# Start of DATASET RECORDS
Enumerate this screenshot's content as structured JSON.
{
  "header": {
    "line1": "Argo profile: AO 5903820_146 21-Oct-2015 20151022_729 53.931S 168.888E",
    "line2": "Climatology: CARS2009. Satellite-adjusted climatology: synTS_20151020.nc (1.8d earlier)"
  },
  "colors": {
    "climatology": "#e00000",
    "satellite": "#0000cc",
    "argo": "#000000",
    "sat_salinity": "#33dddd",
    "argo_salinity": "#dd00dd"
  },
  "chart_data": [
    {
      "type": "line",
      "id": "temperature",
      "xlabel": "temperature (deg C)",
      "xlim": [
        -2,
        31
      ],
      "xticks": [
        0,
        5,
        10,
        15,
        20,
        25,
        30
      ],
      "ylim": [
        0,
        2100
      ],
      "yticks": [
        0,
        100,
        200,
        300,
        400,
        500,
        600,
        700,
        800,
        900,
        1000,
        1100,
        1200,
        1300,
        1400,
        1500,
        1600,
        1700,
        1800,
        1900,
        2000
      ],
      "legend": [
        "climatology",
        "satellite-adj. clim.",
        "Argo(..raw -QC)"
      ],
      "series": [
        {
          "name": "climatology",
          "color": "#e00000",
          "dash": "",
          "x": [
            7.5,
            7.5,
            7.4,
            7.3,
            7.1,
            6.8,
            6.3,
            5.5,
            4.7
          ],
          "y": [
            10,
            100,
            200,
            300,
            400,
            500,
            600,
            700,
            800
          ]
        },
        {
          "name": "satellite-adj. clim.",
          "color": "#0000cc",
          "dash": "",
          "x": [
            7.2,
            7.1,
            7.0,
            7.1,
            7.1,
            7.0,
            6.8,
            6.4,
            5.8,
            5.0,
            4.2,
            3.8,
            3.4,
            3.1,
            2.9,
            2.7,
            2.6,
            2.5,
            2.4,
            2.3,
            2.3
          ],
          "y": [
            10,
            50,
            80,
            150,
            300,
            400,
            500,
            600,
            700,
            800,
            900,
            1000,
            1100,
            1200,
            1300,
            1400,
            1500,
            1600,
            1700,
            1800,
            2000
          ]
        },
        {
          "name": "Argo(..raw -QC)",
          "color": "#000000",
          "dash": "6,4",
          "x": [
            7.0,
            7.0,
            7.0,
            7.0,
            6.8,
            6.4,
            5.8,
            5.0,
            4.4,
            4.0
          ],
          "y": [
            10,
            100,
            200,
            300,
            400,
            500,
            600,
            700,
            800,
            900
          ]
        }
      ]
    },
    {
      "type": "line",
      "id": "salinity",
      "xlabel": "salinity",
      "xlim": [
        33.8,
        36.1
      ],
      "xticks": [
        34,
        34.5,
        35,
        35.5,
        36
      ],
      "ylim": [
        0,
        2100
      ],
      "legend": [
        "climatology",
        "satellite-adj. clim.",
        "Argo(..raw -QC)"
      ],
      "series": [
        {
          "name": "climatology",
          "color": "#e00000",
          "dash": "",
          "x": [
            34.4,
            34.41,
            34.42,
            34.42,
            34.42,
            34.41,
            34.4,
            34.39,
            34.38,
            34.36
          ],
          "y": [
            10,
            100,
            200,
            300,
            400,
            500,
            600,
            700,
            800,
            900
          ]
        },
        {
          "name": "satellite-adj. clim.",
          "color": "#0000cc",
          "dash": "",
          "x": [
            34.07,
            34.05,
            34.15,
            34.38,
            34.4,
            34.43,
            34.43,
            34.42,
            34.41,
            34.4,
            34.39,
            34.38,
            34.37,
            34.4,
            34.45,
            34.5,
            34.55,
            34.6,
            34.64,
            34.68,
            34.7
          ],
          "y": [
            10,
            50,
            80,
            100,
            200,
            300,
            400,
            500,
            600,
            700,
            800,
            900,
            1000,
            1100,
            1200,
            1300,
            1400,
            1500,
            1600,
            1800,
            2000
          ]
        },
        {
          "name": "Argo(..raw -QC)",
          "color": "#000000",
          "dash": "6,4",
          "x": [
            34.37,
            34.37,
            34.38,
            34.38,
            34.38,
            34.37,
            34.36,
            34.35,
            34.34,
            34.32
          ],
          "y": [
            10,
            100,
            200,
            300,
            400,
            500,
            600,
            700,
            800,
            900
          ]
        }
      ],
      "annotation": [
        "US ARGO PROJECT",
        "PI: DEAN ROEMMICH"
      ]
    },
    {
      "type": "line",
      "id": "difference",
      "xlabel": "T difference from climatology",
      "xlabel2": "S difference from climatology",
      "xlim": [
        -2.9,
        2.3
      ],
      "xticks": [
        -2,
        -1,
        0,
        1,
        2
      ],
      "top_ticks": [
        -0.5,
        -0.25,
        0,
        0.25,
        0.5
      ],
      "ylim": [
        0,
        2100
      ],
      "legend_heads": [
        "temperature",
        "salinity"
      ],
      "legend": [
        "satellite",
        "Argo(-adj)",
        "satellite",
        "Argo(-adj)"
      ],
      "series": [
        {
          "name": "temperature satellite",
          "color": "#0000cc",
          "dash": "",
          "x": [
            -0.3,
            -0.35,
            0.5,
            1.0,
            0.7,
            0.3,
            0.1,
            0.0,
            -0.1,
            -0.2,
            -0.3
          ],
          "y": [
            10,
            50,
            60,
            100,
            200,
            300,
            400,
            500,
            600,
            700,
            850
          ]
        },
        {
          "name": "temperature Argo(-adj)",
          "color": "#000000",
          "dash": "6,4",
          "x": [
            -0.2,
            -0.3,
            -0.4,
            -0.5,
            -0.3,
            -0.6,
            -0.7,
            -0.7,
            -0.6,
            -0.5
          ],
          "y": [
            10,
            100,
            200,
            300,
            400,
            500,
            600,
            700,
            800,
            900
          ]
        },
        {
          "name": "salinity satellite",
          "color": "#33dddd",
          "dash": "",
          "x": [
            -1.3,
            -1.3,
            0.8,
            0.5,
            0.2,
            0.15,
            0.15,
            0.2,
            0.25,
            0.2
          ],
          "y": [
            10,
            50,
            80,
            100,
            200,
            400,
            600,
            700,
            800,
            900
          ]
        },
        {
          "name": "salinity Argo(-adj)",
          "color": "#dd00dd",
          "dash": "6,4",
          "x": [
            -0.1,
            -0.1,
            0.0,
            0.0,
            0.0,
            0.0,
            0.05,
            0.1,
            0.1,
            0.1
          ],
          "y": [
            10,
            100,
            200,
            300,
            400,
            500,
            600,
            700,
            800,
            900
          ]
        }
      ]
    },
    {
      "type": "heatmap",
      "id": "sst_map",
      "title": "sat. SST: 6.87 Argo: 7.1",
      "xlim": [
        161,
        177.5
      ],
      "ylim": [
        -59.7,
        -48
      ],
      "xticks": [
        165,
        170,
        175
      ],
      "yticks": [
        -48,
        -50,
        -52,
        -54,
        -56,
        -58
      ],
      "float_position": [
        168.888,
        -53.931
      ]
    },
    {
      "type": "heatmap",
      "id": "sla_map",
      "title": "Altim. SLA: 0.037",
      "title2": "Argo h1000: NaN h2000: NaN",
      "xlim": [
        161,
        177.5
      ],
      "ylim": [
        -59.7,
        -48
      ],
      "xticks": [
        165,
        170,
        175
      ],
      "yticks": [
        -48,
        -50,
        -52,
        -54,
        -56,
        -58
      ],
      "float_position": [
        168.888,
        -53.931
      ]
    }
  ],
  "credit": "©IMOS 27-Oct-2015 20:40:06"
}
# End of DATASET RECORDS
◆ TASK TO COMPLETE:
Find the word "difference" in the data and copy out each line where it turns up.

◆ TASK OUTPUT:
      "id": "difference",
      "xlabel": "T difference from climatology",
      "xlabel2": "S difference from climatology",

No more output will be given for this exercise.